■ **What the task requires**
In the entries below, count the lines holding "Universal". Reply with the number only.
>> Begin Records shown
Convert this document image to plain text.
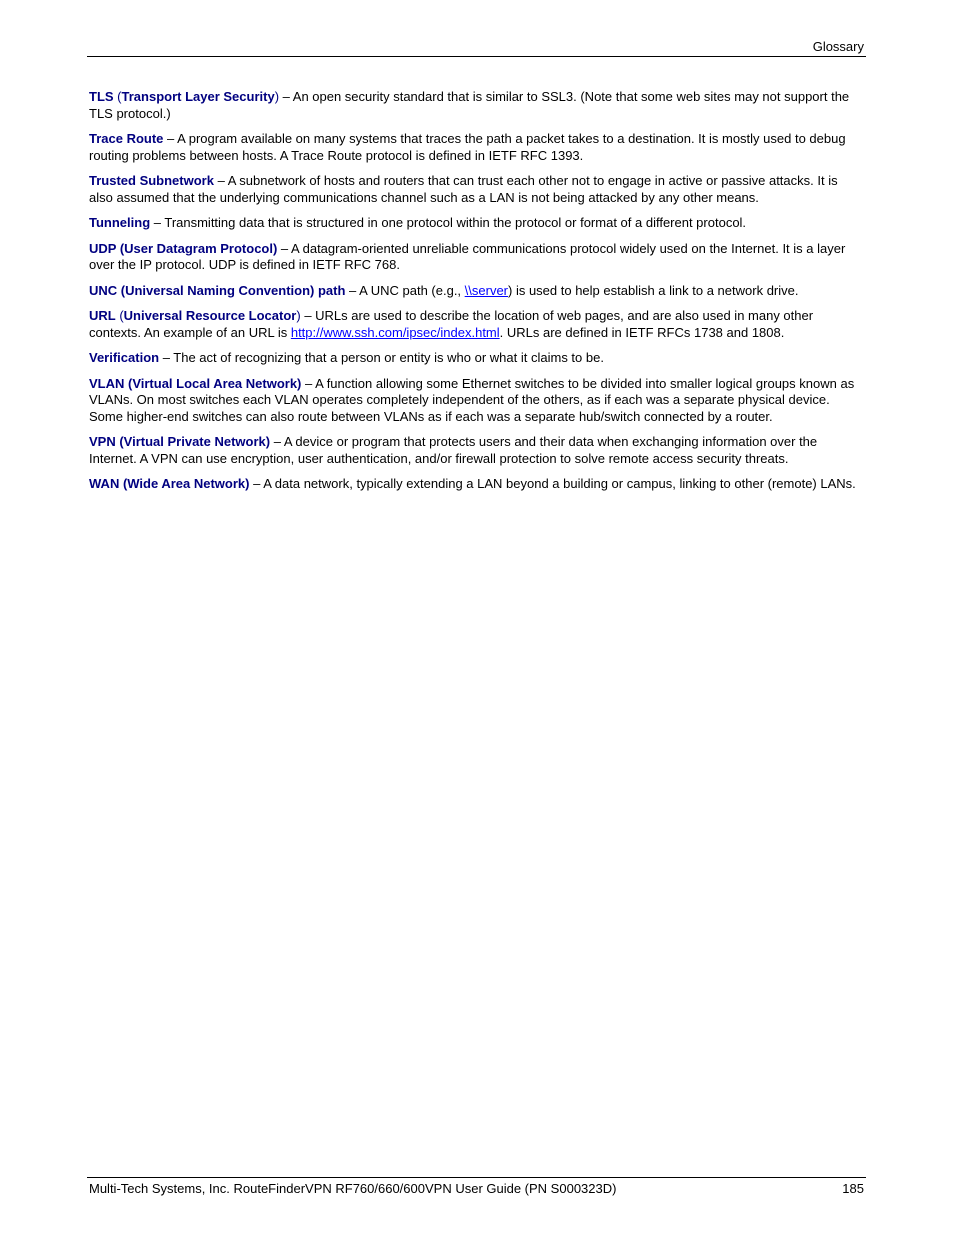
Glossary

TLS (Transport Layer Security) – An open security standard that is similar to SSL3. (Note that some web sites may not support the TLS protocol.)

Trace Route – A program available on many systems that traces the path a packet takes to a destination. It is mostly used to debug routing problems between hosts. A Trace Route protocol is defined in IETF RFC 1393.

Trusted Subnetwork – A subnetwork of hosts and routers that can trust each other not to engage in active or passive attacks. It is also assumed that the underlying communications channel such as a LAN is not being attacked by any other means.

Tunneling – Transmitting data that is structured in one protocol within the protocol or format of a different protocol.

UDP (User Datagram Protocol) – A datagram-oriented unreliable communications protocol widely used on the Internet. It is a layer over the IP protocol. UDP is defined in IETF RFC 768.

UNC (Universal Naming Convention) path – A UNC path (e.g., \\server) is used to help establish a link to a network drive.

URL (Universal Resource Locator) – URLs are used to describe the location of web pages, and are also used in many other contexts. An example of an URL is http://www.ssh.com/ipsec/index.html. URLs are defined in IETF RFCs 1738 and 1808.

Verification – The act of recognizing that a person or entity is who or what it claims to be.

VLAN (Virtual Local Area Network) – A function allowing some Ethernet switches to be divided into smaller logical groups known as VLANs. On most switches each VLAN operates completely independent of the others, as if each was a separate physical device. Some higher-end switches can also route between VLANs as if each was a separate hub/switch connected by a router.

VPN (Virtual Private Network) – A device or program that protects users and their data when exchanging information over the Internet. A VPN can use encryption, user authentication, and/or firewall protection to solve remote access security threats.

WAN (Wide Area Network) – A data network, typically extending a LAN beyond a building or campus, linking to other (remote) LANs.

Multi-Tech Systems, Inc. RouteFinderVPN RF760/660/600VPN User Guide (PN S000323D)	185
>> End Records shown
■ **Solution for this task**
2